» Short task a:
In the second listing, reproduce verbatim the lines from the one containing "ref-page-property-dropdown[interactable]: Ref. page" through the one containing "dropdown-label: Ref. page", including both of those lines.

# Niblet



## Bonni (Apr 12, 2005)

Hi everyone.

I thought I would get this forum started with a little story about my bunny. He is an English Rex and is spotted like a holstein cow. When we brought him home, my niece was 2 at the time and she called him a "moo cow". He's absolutely hilarious and very much looking forward to becoming a big brother to our new puppy in just a few weeks!!! You should see how high he jumps when he's having a good time. Now that he's older (6 1/2), he can sit on my lap for hours, just watching tv with me. Gotta love that! My father, being a butcher, has other plans for him  (just kidding), but when all is said and done, you can't help falling in love with this furry little guy.

A few years ago, we had him tethered in the backyard and I wasn't watching him closely enough. To make a long story really short, he was chased by a fox and has not been outside since, especially now that we live in the suburbs and hawks and foxes are way more common. That's ok. He gets plenty of exercise inside.

Anyone else have other pets besides dogs or cats?

Later,
Bonni


----------



## Vierka (Apr 10, 2005)

We have 6 fishes...  (in addition to Kia and currently 4 Golden puppies).
Even though many people see only 1 or 2 fishes in the aquarium, there actually are more playing in the constantly overgrowing water plants - and they are good at hiding.
These fishes are extremely sturdy! You would not believe the temperature changes they are able to withstand (not that we have done any kind of extensive testing )!
Kia, our Golden, likes to watch them from time to time when she relaxes on our couch...  
We had lots of snails (our 10 year old friend Jesika counted 50 at one time) being friendly with the fishes in the aquarium, but there are no longer in large numbers (it's a mystery).

Bon, I absolutely MUST meet Niblet. I think you should have kept the name moo cow... it's hilarious.


----------



## rose4bud (Apr 27, 2005)

Hello Bonni,

My wife and I have, three parrots, one bunny and one large salt water reef tank in the house.

This coming Saturday we're going to pickup our new 10 week old baby golden girl. In time and with alot adult supervision, I'm sure all the animals will be fine with one another.

Stay tuned for developing stories and pictures in the coming weeks.


Have a good evening,
The Rose Family


----------



## Vierka (Apr 10, 2005)

That will surely make for some interesting stories!  Please keep us posted.


----------



## Coopersmum (Apr 13, 2005)

My dad was terrible at guessing the sex of our animals. We had a rabbit called Priscilla that turned out to be a male so he got called prissy and a budgie called Sandra that also was a male so we changed him to Sandy!


----------



## Bonni (Apr 12, 2005)

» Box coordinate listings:
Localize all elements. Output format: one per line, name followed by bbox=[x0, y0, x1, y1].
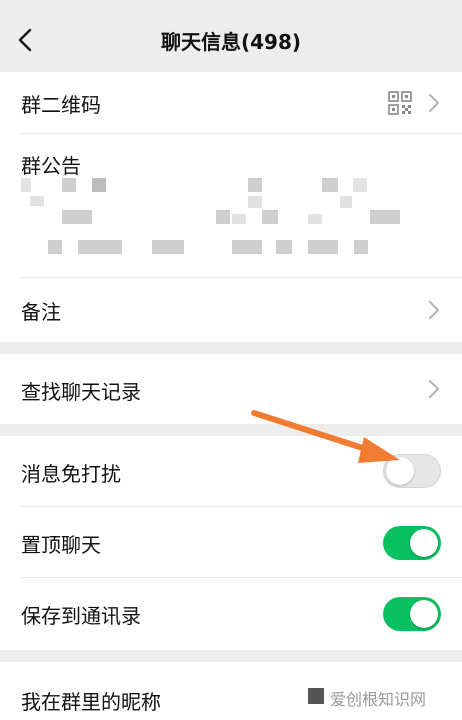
mute-label: 消息免打扰 bbox=[21, 462, 121, 486]
mute-toggle[interactable] bbox=[383, 454, 441, 488]
chevron-right-icon bbox=[429, 301, 439, 319]
search-history-row[interactable]: 查找聊天记录 bbox=[0, 354, 462, 424]
watermark: 爱创根知识网 bbox=[308, 686, 458, 712]
group-info-section: 群二维码 群公告 备注 bbox=[0, 72, 462, 342]
status-bar bbox=[0, 0, 462, 10]
nav-bar: 聊天信息(498) bbox=[0, 10, 462, 72]
search-history-label: 查找聊天记录 bbox=[21, 380, 141, 404]
pin-row: 置顶聊天 bbox=[0, 507, 462, 578]
toggle-knob bbox=[410, 529, 438, 557]
watermark-text: 爱创根知识网 bbox=[330, 690, 427, 709]
watermark-logo-icon bbox=[308, 688, 324, 704]
qr-code-icon bbox=[388, 91, 412, 115]
save-contacts-label: 保存到通讯录 bbox=[21, 604, 141, 628]
qr-code-row[interactable]: 群二维码 bbox=[0, 72, 462, 134]
mute-row: 消息免打扰 bbox=[0, 436, 462, 507]
remark-label: 备注 bbox=[21, 300, 61, 324]
announcement-row[interactable]: 群公告 bbox=[0, 134, 462, 278]
chevron-right-icon bbox=[429, 380, 439, 398]
chevron-right-icon bbox=[429, 94, 439, 112]
save-contacts-row: 保存到通讯录 bbox=[0, 578, 462, 650]
announcement-label: 群公告 bbox=[21, 154, 81, 178]
save-contacts-toggle[interactable] bbox=[383, 597, 441, 631]
page-title: 聊天信息(498) bbox=[160, 30, 302, 54]
remark-row[interactable]: 备注 bbox=[0, 278, 462, 342]
toggle-section: 消息免打扰 置顶聊天 保存到通讯录 bbox=[0, 436, 462, 650]
search-section: 查找聊天记录 bbox=[0, 354, 462, 424]
nickname-label: 我在群里的昵称 bbox=[21, 690, 161, 714]
pin-label: 置顶聊天 bbox=[21, 533, 101, 557]
toggle-knob bbox=[386, 457, 414, 485]
toggle-knob bbox=[410, 600, 438, 628]
pin-toggle[interactable] bbox=[383, 526, 441, 560]
qr-code-label: 群二维码 bbox=[21, 93, 101, 117]
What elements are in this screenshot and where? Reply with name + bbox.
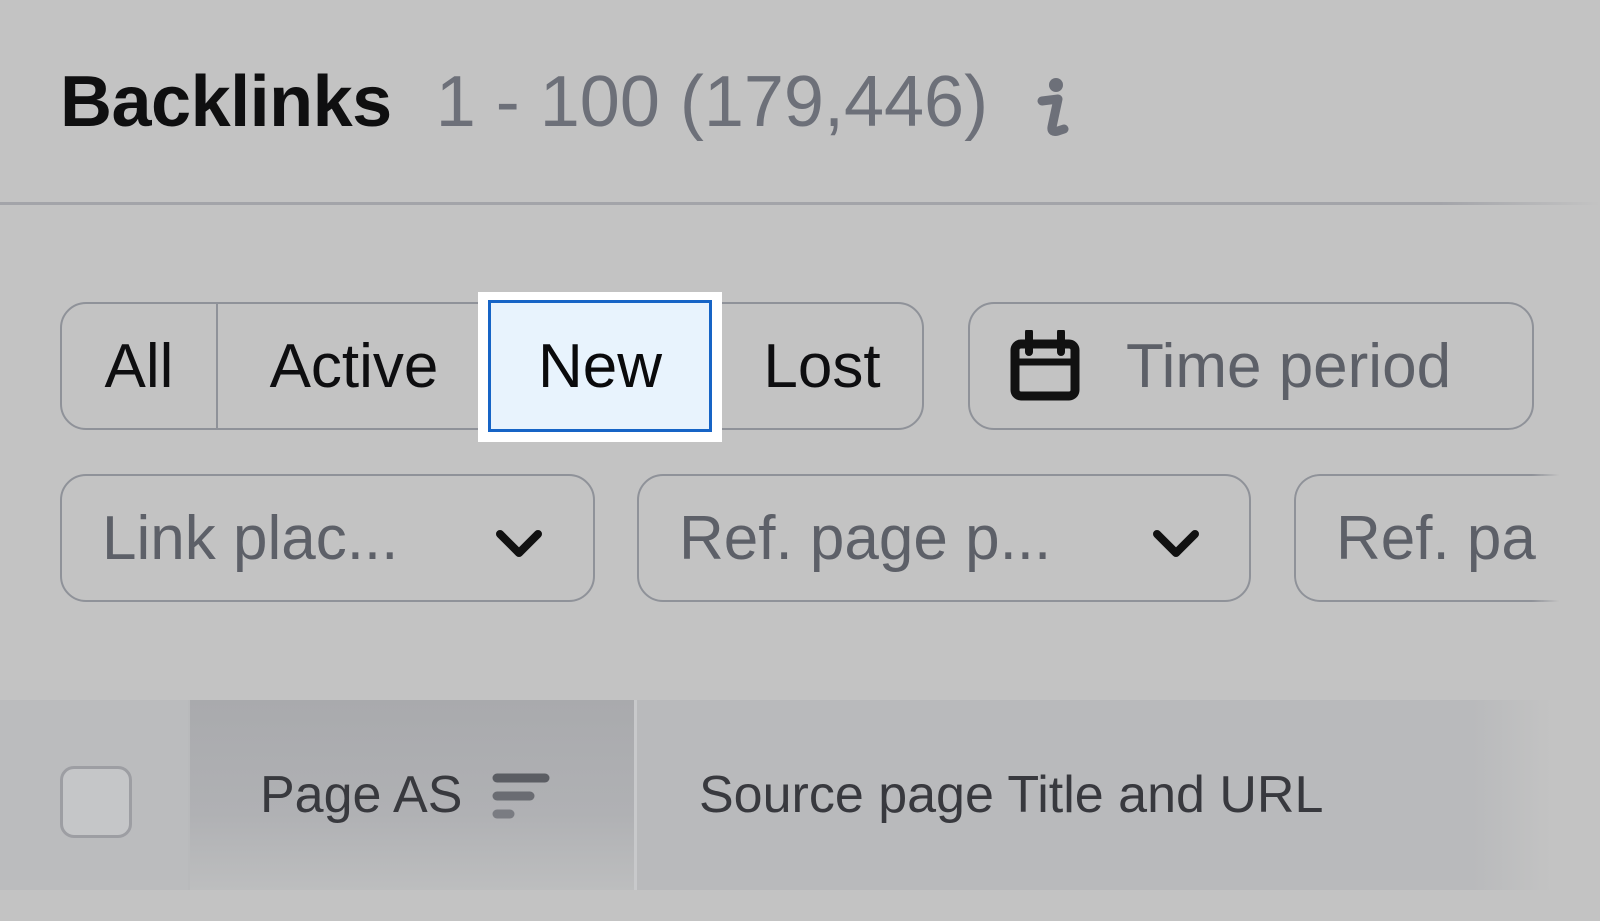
ref-page-property-dropdown[interactable]: Ref. page p... (637, 474, 1251, 602)
select-all-checkbox[interactable] (60, 766, 132, 838)
header-divider (0, 202, 1600, 205)
select-all-cell (0, 700, 188, 890)
time-period-label: Time period (1126, 331, 1452, 401)
table-header: Page AS Source page Title and URL (0, 700, 1600, 890)
page-header: Backlinks 1 - 100 (179,446) (60, 52, 1072, 152)
tab-all[interactable]: All (62, 304, 216, 428)
result-range-count: 1 - 100 (179,446) (435, 62, 989, 142)
dropdown-label: Ref. page p... (679, 503, 1052, 573)
dropdown-label: Ref. pa (1336, 503, 1536, 573)
column-header-page-as[interactable]: Page AS (190, 700, 634, 890)
ref-page-filter-dropdown[interactable]: Ref. pa (1294, 474, 1600, 602)
sort-descending-icon (492, 772, 550, 822)
column-header-source-page[interactable]: Source page Title and URL (637, 700, 1537, 890)
column-label: Page AS (260, 766, 463, 824)
chevron-down-icon (494, 528, 544, 560)
link-placement-dropdown[interactable]: Link plac... (60, 474, 595, 602)
column-label: Source page Title and URL (699, 766, 1324, 824)
page-title: Backlinks (60, 62, 392, 142)
dropdown-label: Link plac... (102, 503, 399, 573)
tab-lost[interactable]: Lost (722, 304, 922, 428)
tab-new[interactable]: New (488, 300, 712, 432)
info-icon[interactable] (1032, 71, 1072, 141)
calendar-icon (1010, 328, 1080, 402)
chevron-down-icon (1151, 528, 1201, 560)
time-period-button[interactable]: Time period (968, 302, 1534, 430)
tab-active[interactable]: Active (218, 304, 490, 428)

» Short task b:
In the forum thread, what breed is Bonni's bunny?

» Reply a:
ref-page-property-dropdown[interactable]: Ref. page p... (637, 474, 1251, 602)
select-all-checkbox[interactable] (60, 766, 132, 838)
header-divider (0, 202, 1600, 205)
select-all-cell (0, 700, 188, 890)
time-period-label: Time period (1126, 331, 1452, 401)
table-header: Page AS Source page Title and URL (0, 700, 1600, 890)
page-header: Backlinks 1 - 100 (179,446) (60, 52, 1072, 152)
tab-all[interactable]: All (62, 304, 216, 428)
result-range-count: 1 - 100 (179,446) (435, 62, 989, 142)
dropdown-label: Ref. page p... (679, 503, 1052, 573)

» Reply b:
He is an English Rex.